_Activity_
Would you print the whole listing again, word for word?
[Start of Attachment]
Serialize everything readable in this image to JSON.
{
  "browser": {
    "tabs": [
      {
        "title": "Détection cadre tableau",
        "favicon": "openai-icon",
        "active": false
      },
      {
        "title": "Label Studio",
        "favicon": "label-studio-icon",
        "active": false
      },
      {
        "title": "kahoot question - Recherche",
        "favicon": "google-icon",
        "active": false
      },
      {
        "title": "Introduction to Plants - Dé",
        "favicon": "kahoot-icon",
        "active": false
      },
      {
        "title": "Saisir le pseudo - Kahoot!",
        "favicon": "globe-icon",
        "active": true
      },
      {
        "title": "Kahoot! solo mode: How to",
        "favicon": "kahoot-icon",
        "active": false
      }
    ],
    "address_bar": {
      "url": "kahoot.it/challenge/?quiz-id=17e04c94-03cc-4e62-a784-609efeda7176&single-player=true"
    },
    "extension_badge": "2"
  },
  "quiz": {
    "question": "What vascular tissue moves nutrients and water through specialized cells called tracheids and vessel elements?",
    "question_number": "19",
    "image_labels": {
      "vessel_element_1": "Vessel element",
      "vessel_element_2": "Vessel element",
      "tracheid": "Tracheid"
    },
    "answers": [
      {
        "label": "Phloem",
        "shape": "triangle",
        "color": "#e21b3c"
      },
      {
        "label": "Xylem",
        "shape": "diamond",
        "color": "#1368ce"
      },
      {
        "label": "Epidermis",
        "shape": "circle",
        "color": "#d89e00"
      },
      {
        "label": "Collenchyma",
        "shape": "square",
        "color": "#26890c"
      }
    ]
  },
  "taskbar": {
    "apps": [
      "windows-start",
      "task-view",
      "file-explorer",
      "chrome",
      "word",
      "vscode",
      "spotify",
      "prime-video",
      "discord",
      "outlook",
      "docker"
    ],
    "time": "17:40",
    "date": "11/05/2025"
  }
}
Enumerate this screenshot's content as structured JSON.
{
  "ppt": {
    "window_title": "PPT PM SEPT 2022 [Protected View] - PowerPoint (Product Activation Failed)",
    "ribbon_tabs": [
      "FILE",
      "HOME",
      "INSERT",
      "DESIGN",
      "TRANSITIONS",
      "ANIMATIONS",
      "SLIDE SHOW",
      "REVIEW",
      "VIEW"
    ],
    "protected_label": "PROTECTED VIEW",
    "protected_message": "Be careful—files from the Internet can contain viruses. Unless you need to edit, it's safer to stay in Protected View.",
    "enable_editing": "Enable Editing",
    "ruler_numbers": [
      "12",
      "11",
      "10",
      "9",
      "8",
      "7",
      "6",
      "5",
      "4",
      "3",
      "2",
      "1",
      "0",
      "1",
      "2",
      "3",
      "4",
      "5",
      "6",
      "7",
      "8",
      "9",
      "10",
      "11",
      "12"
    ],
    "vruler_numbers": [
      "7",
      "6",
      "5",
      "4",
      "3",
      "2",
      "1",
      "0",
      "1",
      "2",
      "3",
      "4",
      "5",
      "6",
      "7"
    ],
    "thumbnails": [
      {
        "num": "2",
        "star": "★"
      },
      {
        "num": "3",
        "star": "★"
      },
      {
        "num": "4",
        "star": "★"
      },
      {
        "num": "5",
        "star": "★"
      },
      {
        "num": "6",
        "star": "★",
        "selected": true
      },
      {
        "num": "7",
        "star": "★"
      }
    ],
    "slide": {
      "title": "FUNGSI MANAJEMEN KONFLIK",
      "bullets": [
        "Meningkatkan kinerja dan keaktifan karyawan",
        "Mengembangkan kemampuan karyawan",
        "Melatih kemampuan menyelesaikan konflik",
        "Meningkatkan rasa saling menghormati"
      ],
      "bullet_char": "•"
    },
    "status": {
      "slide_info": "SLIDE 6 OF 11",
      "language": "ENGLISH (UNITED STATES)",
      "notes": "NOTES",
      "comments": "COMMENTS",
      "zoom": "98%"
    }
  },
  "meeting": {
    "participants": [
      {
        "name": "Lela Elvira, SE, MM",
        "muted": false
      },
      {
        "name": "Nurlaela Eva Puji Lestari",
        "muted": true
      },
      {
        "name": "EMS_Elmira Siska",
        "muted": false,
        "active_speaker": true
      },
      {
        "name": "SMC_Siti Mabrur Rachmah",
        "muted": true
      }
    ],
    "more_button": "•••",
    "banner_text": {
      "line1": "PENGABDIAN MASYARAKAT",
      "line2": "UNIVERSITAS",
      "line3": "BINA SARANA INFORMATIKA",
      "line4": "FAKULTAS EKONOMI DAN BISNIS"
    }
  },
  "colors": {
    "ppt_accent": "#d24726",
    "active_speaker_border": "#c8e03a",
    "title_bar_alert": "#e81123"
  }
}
[End of Attachment]
_Answer space_
Serialize everything readable in this image to JSON.
{
  "browser": {
    "tabs": [
      {
        "title": "Détection cadre tableau",
        "favicon": "openai-icon",
        "active": false
      },
      {
        "title": "Label Studio",
        "favicon": "label-studio-icon",
        "active": false
      },
      {
        "title": "kahoot question - Recherche",
        "favicon": "google-icon",
        "active": false
      },
      {
        "title": "Introduction to Plants - Dé",
        "favicon": "kahoot-icon",
        "active": false
      },
      {
        "title": "Saisir le pseudo - Kahoot!",
        "favicon": "globe-icon",
        "active": true
      },
      {
        "title": "Kahoot! solo mode: How to",
        "favicon": "kahoot-icon",
        "active": false
      }
    ],
    "address_bar": {
      "url": "kahoot.it/challenge/?quiz-id=17e04c94-03cc-4e62-a784-609efeda7176&single-player=true"
    },
    "extension_badge": "2"
  },
  "quiz": {
    "question": "What vascular tissue moves nutrients and water through specialized cells called tracheids and vessel elements?",
    "question_number": "19",
    "image_labels": {
      "vessel_element_1": "Vessel element",
      "vessel_element_2": "Vessel element",
      "tracheid": "Tracheid"
    },
    "answers": [
      {
        "label": "Phloem",
        "shape": "triangle",
        "color": "#e21b3c"
      },
      {
        "label": "Xylem",
        "shape": "diamond",
        "color": "#1368ce"
      },
      {
        "label": "Epidermis",
        "shape": "circle",
        "color": "#d89e00"
      },
      {
        "label": "Collenchyma",
        "shape": "square",
        "color": "#26890c"
      }
    ]
  },
  "taskbar": {
    "apps": [
      "windows-start",
      "task-view",
      "file-explorer",
      "chrome",
      "word",
      "vscode",
      "spotify",
      "prime-video",
      "discord",
      "outlook",
      "docker"
    ],
    "time": "17:40",
    "date": "11/05/2025"
  }
}
Enumerate this screenshot's content as structured JSON.
{
  "ppt": {
    "window_title": "PPT PM SEPT 2022 [Protected View] - PowerPoint (Product Activation Failed)",
    "ribbon_tabs": [
      "FILE",
      "HOME",
      "INSERT",
      "DESIGN",
      "TRANSITIONS",
      "ANIMATIONS",
      "SLIDE SHOW",
      "REVIEW",
      "VIEW"
    ],
    "protected_label": "PROTECTED VIEW",
    "protected_message": "Be careful—files from the Internet can contain viruses. Unless you need to edit, it's safer to stay in Protected View.",
    "enable_editing": "Enable Editing",
    "ruler_numbers": [
      "12",
      "11",
      "10",
      "9",
      "8",
      "7",
      "6",
      "5",
      "4",
      "3",
      "2",
      "1",
      "0",
      "1",
      "2",
      "3",
      "4",
      "5",
      "6",
      "7",
      "8",
      "9",
      "10",
      "11",
      "12"
    ],
    "vruler_numbers": [
      "7",
      "6",
      "5",
      "4",
      "3",
      "2",
      "1",
      "0",
      "1",
      "2",
      "3",
      "4",
      "5",
      "6",
      "7"
    ],
    "thumbnails": [
      {
        "num": "2",
        "star": "★"
      },
      {
        "num": "3",
        "star": "★"
      },
      {
        "num": "4",
        "star": "★"
      },
      {
        "num": "5",
        "star": "★"
      },
      {
        "num": "6",
        "star": "★",
        "selected": true
      },
      {
        "num": "7",
        "star": "★"
      }
    ],
    "slide": {
      "title": "FUNGSI MANAJEMEN KONFLIK",
      "bullets": [
        "Meningkatkan kinerja dan keaktifan karyawan",
        "Mengembangkan kemampuan karyawan",
        "Melatih kemampuan menyelesaikan konflik",
        "Meningkatkan rasa saling menghormati"
      ],
      "bullet_char": "•"
    },
    "status": {
      "slide_info": "SLIDE 6 OF 11",
      "language": "ENGLISH (UNITED STATES)",
      "notes": "NOTES",
      "comments": "COMMENTS",
      "zoom": "98%"
    }
  },
  "meeting": {
    "participants": [
      {
        "name": "Lela Elvira, SE, MM",
        "muted": false
      },
      {
        "name": "Nurlaela Eva Puji Lestari",
        "muted": true
      },
      {
        "name": "EMS_Elmira Siska",
        "muted": false,
        "active_speaker": true
      },
      {
        "name": "SMC_Siti Mabrur Rachmah",
        "muted": true
      }
    ],
    "more_button": "•••",
    "banner_text": {
      "line1": "PENGABDIAN MASYARAKAT",
      "line2": "UNIVERSITAS",
      "line3": "BINA SARANA INFORMATIKA",
      "line4": "FAKULTAS EKONOMI DAN BISNIS"
    }
  },
  "colors": {
    "ppt_accent": "#d24726",
    "active_speaker_border": "#c8e03a",
    "title_bar_alert": "#e81123"
  }
}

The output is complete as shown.